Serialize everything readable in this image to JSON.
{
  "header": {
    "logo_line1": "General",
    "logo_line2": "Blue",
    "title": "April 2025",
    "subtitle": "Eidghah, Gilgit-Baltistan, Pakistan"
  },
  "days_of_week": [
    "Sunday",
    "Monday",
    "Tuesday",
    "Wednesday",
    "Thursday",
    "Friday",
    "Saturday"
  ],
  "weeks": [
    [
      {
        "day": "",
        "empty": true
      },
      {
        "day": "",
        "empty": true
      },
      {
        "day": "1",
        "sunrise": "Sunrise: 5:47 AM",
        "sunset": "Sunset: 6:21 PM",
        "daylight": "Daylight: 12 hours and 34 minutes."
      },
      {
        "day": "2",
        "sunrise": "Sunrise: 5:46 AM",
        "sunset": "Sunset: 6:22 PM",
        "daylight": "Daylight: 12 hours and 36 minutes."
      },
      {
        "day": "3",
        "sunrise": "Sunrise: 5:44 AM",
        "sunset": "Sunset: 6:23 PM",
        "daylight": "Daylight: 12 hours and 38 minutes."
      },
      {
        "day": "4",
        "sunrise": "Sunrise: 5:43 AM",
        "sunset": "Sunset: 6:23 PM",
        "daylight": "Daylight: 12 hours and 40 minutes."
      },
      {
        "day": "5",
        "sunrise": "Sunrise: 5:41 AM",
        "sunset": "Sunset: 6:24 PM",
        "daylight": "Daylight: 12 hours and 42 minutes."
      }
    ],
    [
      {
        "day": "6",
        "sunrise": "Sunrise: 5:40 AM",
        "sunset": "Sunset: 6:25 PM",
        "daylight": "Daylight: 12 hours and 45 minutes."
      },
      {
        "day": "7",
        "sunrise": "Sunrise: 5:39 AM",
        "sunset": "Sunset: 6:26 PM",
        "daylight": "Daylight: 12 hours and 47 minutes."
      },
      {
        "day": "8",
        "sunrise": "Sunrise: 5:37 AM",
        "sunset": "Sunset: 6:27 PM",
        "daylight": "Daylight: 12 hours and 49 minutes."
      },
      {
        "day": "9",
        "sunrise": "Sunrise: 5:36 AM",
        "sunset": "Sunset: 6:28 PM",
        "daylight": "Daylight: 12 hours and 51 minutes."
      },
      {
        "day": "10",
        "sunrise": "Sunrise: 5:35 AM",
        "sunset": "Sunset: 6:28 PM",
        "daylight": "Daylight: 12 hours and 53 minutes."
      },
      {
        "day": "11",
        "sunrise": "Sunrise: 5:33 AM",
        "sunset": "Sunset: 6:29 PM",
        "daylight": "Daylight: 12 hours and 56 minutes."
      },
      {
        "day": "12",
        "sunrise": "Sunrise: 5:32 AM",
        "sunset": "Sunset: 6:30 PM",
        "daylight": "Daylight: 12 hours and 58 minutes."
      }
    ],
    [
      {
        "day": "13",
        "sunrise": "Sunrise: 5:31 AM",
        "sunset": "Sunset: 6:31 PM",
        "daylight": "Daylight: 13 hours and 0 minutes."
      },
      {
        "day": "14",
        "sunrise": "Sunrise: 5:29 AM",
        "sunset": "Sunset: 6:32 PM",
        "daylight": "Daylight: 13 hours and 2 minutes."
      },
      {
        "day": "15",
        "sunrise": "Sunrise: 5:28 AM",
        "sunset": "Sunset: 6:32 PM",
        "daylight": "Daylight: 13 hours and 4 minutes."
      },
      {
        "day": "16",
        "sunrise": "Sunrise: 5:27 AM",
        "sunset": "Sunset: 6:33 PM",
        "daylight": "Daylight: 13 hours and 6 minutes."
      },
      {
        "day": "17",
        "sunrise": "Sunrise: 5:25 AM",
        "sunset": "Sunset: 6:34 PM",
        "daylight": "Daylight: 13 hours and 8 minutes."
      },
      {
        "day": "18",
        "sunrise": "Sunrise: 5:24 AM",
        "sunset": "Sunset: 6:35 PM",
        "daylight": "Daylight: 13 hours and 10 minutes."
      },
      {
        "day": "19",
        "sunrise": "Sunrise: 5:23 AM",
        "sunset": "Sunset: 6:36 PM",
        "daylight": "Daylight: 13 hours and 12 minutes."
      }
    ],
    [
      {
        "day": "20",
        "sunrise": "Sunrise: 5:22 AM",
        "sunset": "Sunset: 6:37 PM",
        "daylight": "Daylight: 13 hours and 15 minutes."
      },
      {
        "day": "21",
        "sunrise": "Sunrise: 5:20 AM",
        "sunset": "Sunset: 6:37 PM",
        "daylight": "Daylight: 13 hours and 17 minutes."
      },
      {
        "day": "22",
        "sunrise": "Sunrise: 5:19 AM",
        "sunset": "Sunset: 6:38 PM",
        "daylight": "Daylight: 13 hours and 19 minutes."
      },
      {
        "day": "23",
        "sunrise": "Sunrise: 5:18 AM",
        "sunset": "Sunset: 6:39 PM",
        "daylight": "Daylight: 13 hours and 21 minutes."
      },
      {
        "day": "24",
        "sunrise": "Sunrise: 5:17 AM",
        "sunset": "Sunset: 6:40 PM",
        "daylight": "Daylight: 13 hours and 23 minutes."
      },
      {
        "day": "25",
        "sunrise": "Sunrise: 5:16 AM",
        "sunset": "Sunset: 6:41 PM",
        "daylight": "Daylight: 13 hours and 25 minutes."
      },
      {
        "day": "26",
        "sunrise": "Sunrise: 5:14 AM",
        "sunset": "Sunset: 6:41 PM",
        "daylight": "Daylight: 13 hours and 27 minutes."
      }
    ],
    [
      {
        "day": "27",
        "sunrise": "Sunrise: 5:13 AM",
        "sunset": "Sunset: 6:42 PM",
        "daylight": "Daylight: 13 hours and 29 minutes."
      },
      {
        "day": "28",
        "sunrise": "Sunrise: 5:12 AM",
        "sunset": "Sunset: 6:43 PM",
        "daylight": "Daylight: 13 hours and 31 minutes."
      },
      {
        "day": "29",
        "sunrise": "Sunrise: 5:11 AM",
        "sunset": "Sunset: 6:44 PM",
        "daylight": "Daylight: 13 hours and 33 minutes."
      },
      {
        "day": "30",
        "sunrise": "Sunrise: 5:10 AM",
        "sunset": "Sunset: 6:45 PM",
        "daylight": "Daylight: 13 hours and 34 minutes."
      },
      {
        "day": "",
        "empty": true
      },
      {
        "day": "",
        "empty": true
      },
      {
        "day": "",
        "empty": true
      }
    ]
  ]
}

- [Set task]
Please reproduce each line exactly as written.

- [Finished exercise]
Serialize everything readable in this image to JSON.
{
  "header": {
    "logo_line1": "General",
    "logo_line2": "Blue",
    "title": "April 2025",
    "subtitle": "Eidghah, Gilgit-Baltistan, Pakistan"
  },
  "days_of_week": [
    "Sunday",
    "Monday",
    "Tuesday",
    "Wednesday",
    "Thursday",
    "Friday",
    "Saturday"
  ],
  "weeks": [
    [
      {
        "day": "",
        "empty": true
      },
      {
        "day": "",
        "empty": true
      },
      {
        "day": "1",
        "sunrise": "Sunrise: 5:47 AM",
        "sunset": "Sunset: 6:21 PM",
        "daylight": "Daylight: 12 hours and 34 minutes."
      },
      {
        "day": "2",
        "sunrise": "Sunrise: 5:46 AM",
        "sunset": "Sunset: 6:22 PM",
        "daylight": "Daylight: 12 hours and 36 minutes."
      },
      {
        "day": "3",
        "sunrise": "Sunrise: 5:44 AM",
        "sunset": "Sunset: 6:23 PM",
        "daylight": "Daylight: 12 hours and 38 minutes."
      },
      {
        "day": "4",
        "sunrise": "Sunrise: 5:43 AM",
        "sunset": "Sunset: 6:23 PM",
        "daylight": "Daylight: 12 hours and 40 minutes."
      },
      {
        "day": "5",
        "sunrise": "Sunrise: 5:41 AM",
        "sunset": "Sunset: 6:24 PM",
        "daylight": "Daylight: 12 hours and 42 minutes."
      }
    ],
    [
      {
        "day": "6",
        "sunrise": "Sunrise: 5:40 AM",
        "sunset": "Sunset: 6:25 PM",
        "daylight": "Daylight: 12 hours and 45 minutes."
      },
      {
        "day": "7",
        "sunrise": "Sunrise: 5:39 AM",
        "sunset": "Sunset: 6:26 PM",
        "daylight": "Daylight: 12 hours and 47 minutes."
      },
      {
        "day": "8",
        "sunrise": "Sunrise: 5:37 AM",
        "sunset": "Sunset: 6:27 PM",
        "daylight": "Daylight: 12 hours and 49 minutes."
      },
      {
        "day": "9",
        "sunrise": "Sunrise: 5:36 AM",
        "sunset": "Sunset: 6:28 PM",
        "daylight": "Daylight: 12 hours and 51 minutes."
      },
      {
        "day": "10",
        "sunrise": "Sunrise: 5:35 AM",
        "sunset": "Sunset: 6:28 PM",
        "daylight": "Daylight: 12 hours and 53 minutes."
      },
      {
        "day": "11",
        "sunrise": "Sunrise: 5:33 AM",
        "sunset": "Sunset: 6:29 PM",
        "daylight": "Daylight: 12 hours and 56 minutes."
      },
      {
        "day": "12",
        "sunrise": "Sunrise: 5:32 AM",
        "sunset": "Sunset: 6:30 PM",
        "daylight": "Daylight: 12 hours and 58 minutes."
      }
    ],
    [
      {
        "day": "13",
        "sunrise": "Sunrise: 5:31 AM",
        "sunset": "Sunset: 6:31 PM",
        "daylight": "Daylight: 13 hours and 0 minutes."
      },
      {
        "day": "14",
        "sunrise": "Sunrise: 5:29 AM",
        "sunset": "Sunset: 6:32 PM",
        "daylight": "Daylight: 13 hours and 2 minutes."
      },
      {
        "day": "15",
        "sunrise": "Sunrise: 5:28 AM",
        "sunset": "Sunset: 6:32 PM",
        "daylight": "Daylight: 13 hours and 4 minutes."
      },
      {
        "day": "16",
        "sunrise": "Sunrise: 5:27 AM",
        "sunset": "Sunset: 6:33 PM",
        "daylight": "Daylight: 13 hours and 6 minutes."
      },
      {
        "day": "17",
        "sunrise": "Sunrise: 5:25 AM",
        "sunset": "Sunset: 6:34 PM",
        "daylight": "Daylight: 13 hours and 8 minutes."
      },
      {
        "day": "18",
        "sunrise": "Sunrise: 5:24 AM",
        "sunset": "Sunset: 6:35 PM",
        "daylight": "Daylight: 13 hours and 10 minutes."
      },
      {
        "day": "19",
        "sunrise": "Sunrise: 5:23 AM",
        "sunset": "Sunset: 6:36 PM",
        "daylight": "Daylight: 13 hours and 12 minutes."
      }
    ],
    [
      {
        "day": "20",
        "sunrise": "Sunrise: 5:22 AM",
        "sunset": "Sunset: 6:37 PM",
        "daylight": "Daylight: 13 hours and 15 minutes."
      },
      {
        "day": "21",
        "sunrise": "Sunrise: 5:20 AM",
        "sunset": "Sunset: 6:37 PM",
        "daylight": "Daylight: 13 hours and 17 minutes."
      },
      {
        "day": "22",
        "sunrise": "Sunrise: 5:19 AM",
        "sunset": "Sunset: 6:38 PM",
        "daylight": "Daylight: 13 hours and 19 minutes."
      },
      {
        "day": "23",
        "sunrise": "Sunrise: 5:18 AM",
        "sunset": "Sunset: 6:39 PM",
        "daylight": "Daylight: 13 hours and 21 minutes."
      },
      {
        "day": "24",
        "sunrise": "Sunrise: 5:17 AM",
        "sunset": "Sunset: 6:40 PM",
        "daylight": "Daylight: 13 hours and 23 minutes."
      },
      {
        "day": "25",
        "sunrise": "Sunrise: 5:16 AM",
        "sunset": "Sunset: 6:41 PM",
        "daylight": "Daylight: 13 hours and 25 minutes."
      },
      {
        "day": "26",
        "sunrise": "Sunrise: 5:14 AM",
        "sunset": "Sunset: 6:41 PM",
        "daylight": "Daylight: 13 hours and 27 minutes."
      }
    ],
    [
      {
        "day": "27",
        "sunrise": "Sunrise: 5:13 AM",
        "sunset": "Sunset: 6:42 PM",
        "daylight": "Daylight: 13 hours and 29 minutes."
      },
      {
        "day": "28",
        "sunrise": "Sunrise: 5:12 AM",
        "sunset": "Sunset: 6:43 PM",
        "daylight": "Daylight: 13 hours and 31 minutes."
      },
      {
        "day": "29",
        "sunrise": "Sunrise: 5:11 AM",
        "sunset": "Sunset: 6:44 PM",
        "daylight": "Daylight: 13 hours and 33 minutes."
      },
      {
        "day": "30",
        "sunrise": "Sunrise: 5:10 AM",
        "sunset": "Sunset: 6:45 PM",
        "daylight": "Daylight: 13 hours and 34 minutes."
      },
      {
        "day": "",
        "empty": true
      },
      {
        "day": "",
        "empty": true
      },
      {
        "day": "",
        "empty": true
      }
    ]
  ]
}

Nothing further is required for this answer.